◆ Short problem: Take the data that follows and retype it word for word.

***

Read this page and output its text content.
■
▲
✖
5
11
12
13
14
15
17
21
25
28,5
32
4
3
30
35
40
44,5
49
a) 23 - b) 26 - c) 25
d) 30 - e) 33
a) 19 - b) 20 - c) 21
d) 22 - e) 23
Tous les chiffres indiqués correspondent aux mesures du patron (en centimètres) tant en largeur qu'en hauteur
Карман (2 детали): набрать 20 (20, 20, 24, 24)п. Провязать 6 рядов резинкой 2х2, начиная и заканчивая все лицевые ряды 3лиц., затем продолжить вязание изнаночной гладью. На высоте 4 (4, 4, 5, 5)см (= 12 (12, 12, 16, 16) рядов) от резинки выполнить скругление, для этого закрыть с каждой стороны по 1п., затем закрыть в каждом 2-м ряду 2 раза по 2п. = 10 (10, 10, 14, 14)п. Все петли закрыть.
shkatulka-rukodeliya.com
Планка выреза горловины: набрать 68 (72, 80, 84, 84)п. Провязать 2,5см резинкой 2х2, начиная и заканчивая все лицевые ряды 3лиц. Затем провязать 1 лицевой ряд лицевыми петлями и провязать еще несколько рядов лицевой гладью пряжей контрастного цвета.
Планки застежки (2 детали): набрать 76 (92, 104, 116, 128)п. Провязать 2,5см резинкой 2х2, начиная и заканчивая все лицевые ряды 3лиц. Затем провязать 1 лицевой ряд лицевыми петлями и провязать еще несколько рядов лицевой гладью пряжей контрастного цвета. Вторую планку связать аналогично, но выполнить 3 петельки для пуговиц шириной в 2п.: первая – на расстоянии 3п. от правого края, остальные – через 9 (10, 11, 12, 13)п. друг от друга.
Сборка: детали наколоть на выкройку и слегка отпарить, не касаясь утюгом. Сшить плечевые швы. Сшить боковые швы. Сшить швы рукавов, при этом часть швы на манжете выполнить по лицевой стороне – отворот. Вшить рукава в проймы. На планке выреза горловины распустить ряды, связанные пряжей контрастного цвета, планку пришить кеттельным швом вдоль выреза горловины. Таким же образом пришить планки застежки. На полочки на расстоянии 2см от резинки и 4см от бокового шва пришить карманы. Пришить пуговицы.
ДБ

***

◆ Final result:
Read this page and output its text content.
■
▲
✖
5
11
12
13
14
15
17
21
25
28,5
32
4
3
30
35
40
44,5
49
a) 23 - b) 26 - c) 25
d) 30 - e) 33
a) 19 - b) 20 - c) 21
d) 22 - e) 23
Tous les chiffres indiqués correspondent aux mesures du patron (en centimètres) tant en largeur qu'en hauteur
Карман (2 детали): набрать 20 (20, 20, 24, 24)п. Провязать 6 рядов резинкой 2х2, начиная и заканчивая все лицевые ряды 3лиц., затем продолжить вязание изнаночной гладью. На высоте 4 (4, 4, 5, 5)см (= 12 (12, 12, 16, 16) рядов) от резинки выполнить скругление, для этого закрыть с каждой стороны по 1п., затем закрыть в каждом 2-м ряду 2 раза по 2п. = 10 (10, 10, 14, 14)п. Все петли закрыть.
shkatulka-rukodeliya.com
Планка выреза горловины: набрать 68 (72, 80, 84, 84)п. Провязать 2,5см резинкой 2х2, начиная и заканчивая все лицевые ряды 3лиц. Затем провязать 1 лицевой ряд лицевыми петлями и провязать еще несколько рядов лицевой гладью пряжей контрастного цвета.
Планки застежки (2 детали): набрать 76 (92, 104, 116, 128)п. Провязать 2,5см резинкой 2х2, начиная и заканчивая все лицевые ряды 3лиц. Затем провязать 1 лицевой ряд лицевыми петлями и провязать еще несколько рядов лицевой гладью пряжей контрастного цвета. Вторую планку связать аналогично, но выполнить 3 петельки для пуговиц шириной в 2п.: первая – на расстоянии 3п. от правого края, остальные – через 9 (10, 11, 12, 13)п. друг от друга.
Сборка: детали наколоть на выкройку и слегка отпарить, не касаясь утюгом. Сшить плечевые швы. Сшить боковые швы. Сшить швы рукавов, при этом часть швы на манжете выполнить по лицевой стороне – отворот. Вшить рукава в проймы. На планке выреза горловины распустить ряды, связанные пряжей контрастного цвета, планку пришить кеттельным швом вдоль выреза горловины. Таким же образом пришить планки застежки. На полочки на расстоянии 2см от резинки и 4см от бокового шва пришить карманы. Пришить пуговицы.
ДБ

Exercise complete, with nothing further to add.